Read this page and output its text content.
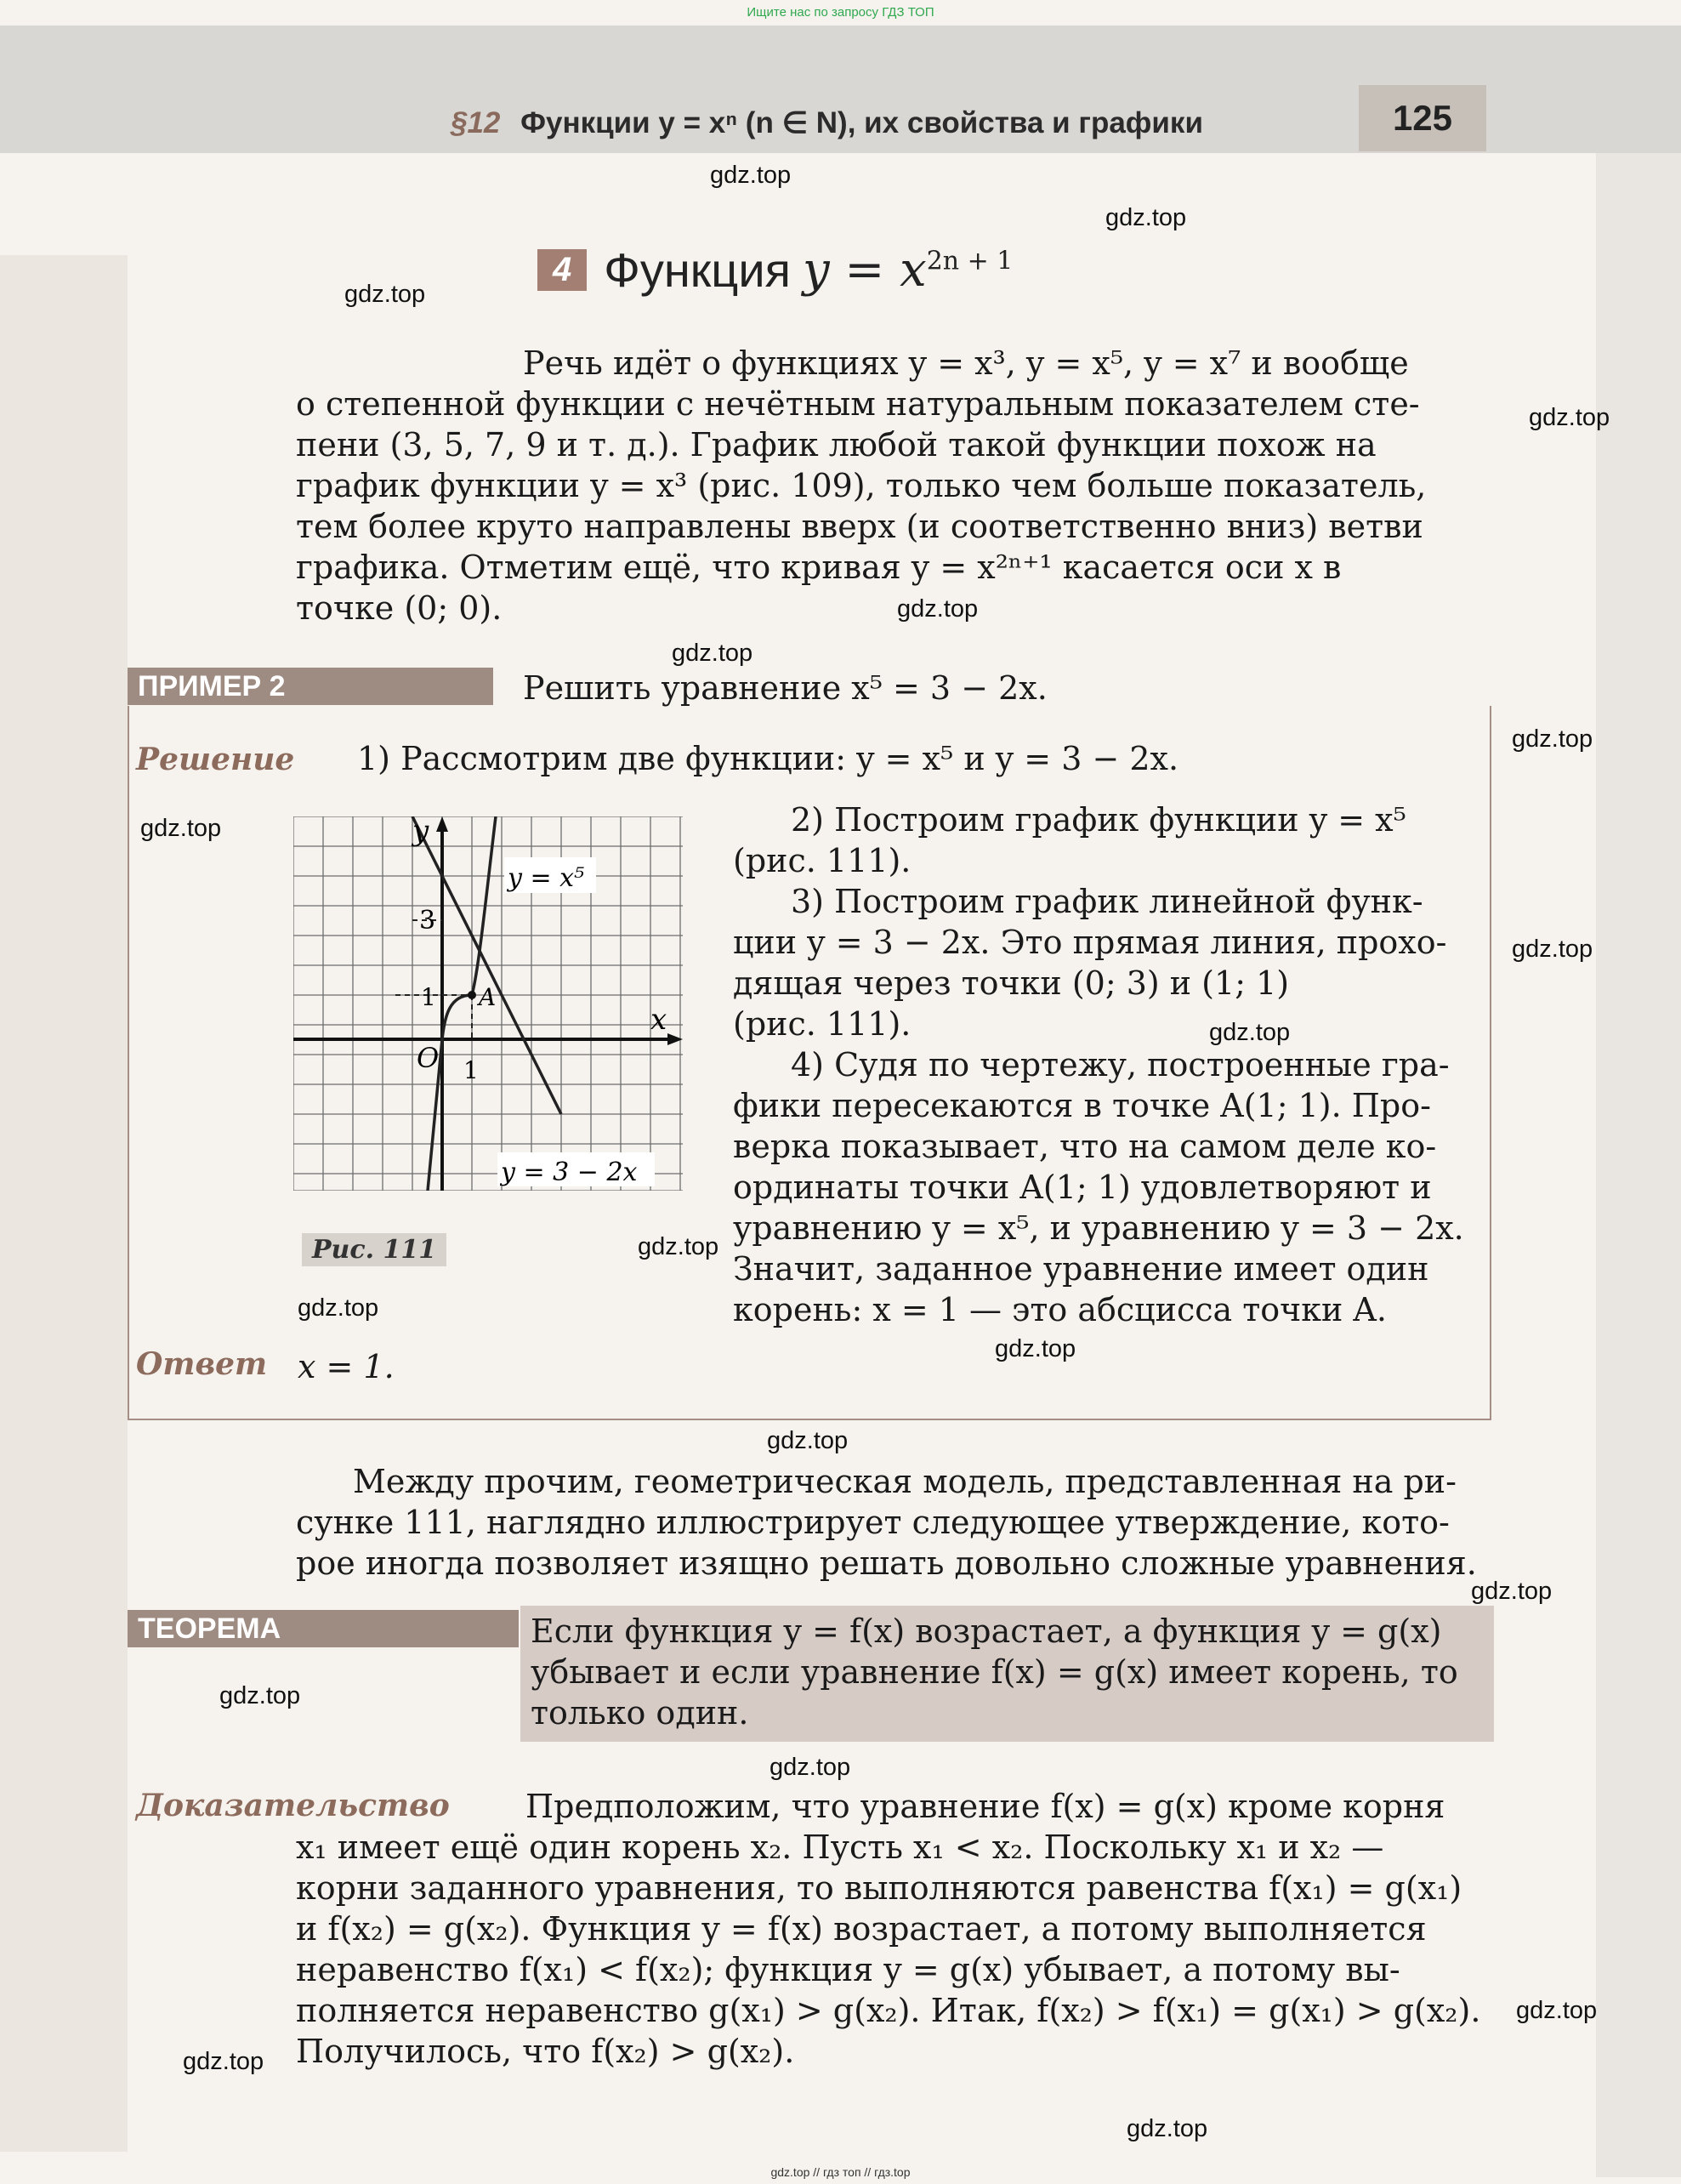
Ищите нас по запросу ГДЗ ТОП
§12 Функции y = xⁿ (n ∈ N), их свойства и графики	125
gdz.top
gdz.top
gdz.top
gdz.top
gdz.top
gdz.top
gdz.top
gdz.top
gdz.top
gdz.top
gdz.top
gdz.top
gdz.top
gdz.top
gdz.top
gdz.top
gdz.top
gdz.top
gdz.top
gdz.top
4 Функция $y = x^{2n + 1}$
Речь идёт о функциях y = x³, y = x⁵, y = x⁷ и вообще
о степенной функции с нечётным натуральным показателем сте-
пени (3, 5, 7, 9 и т. д.). График любой такой функции похож на
график функции y = x³ (рис. 109), только чем больше показатель,
тем более круто направлены вверх (и соответственно вниз) ветви
графика. Отметим ещё, что кривая y = x²ⁿ⁺¹ касается оси x в
точке (0; 0).
ПРИМЕР 2	Решить уравнение x⁵ = 3 − 2x.
Решение 1) Рассмотрим две функции: y = x⁵ и y = 3 − 2x.
2) Построим график функции y = x⁵
(рис. 111).
3) Построим график линейной функ-
ции y = 3 − 2x. Это прямая линия, прохо-
дящая через точки (0; 3) и (1; 1)
(рис. 111).
4) Судя по чертежу, построенные гра-
фики пересекаются в точке A(1; 1). Про-
верка показывает, что на самом деле ко-
ординаты точки A(1; 1) удовлетворяют и
уравнению y = x⁵, и уравнению y = 3 − 2x.
Значит, заданное уравнение имеет один
корень: x = 1 — это абсцисса точки A.
y
x
O
3
1
1
A
y = x⁵
y = 3 − 2x
Рис. 111
Ответ x = 1.
Между прочим, геометрическая модель, представленная на ри-
сунке 111, наглядно иллюстрирует следующее утверждение, кото-
рое иногда позволяет изящно решать довольно сложные уравнения.
ТЕОРЕМА	Если функция y = f(x) возрастает, а функция y = g(x)
убывает и если уравнение f(x) = g(x) имеет корень, то
только один.
Доказательство Предположим, что уравнение f(x) = g(x) кроме корня
x₁ имеет ещё один корень x₂. Пусть x₁ < x₂. Поскольку x₁ и x₂ —
корни заданного уравнения, то выполняются равенства f(x₁) = g(x₁)
и f(x₂) = g(x₂). Функция y = f(x) возрастает, а потому выполняется
неравенство f(x₁) < f(x₂); функция y = g(x) убывает, а потому вы-
полняется неравенство g(x₁) > g(x₂). Итак, f(x₂) > f(x₁) = g(x₁) > g(x₂).
Получилось, что f(x₂) > g(x₂).
gdz.top // гдз топ // гдз.top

● **STATED GOAL**: Which lines in the data above contain "точке"? Show each one.

● **TASK RESULT**:
точке (0; 0).
фики пересекаются в точке A(1; 1). Про-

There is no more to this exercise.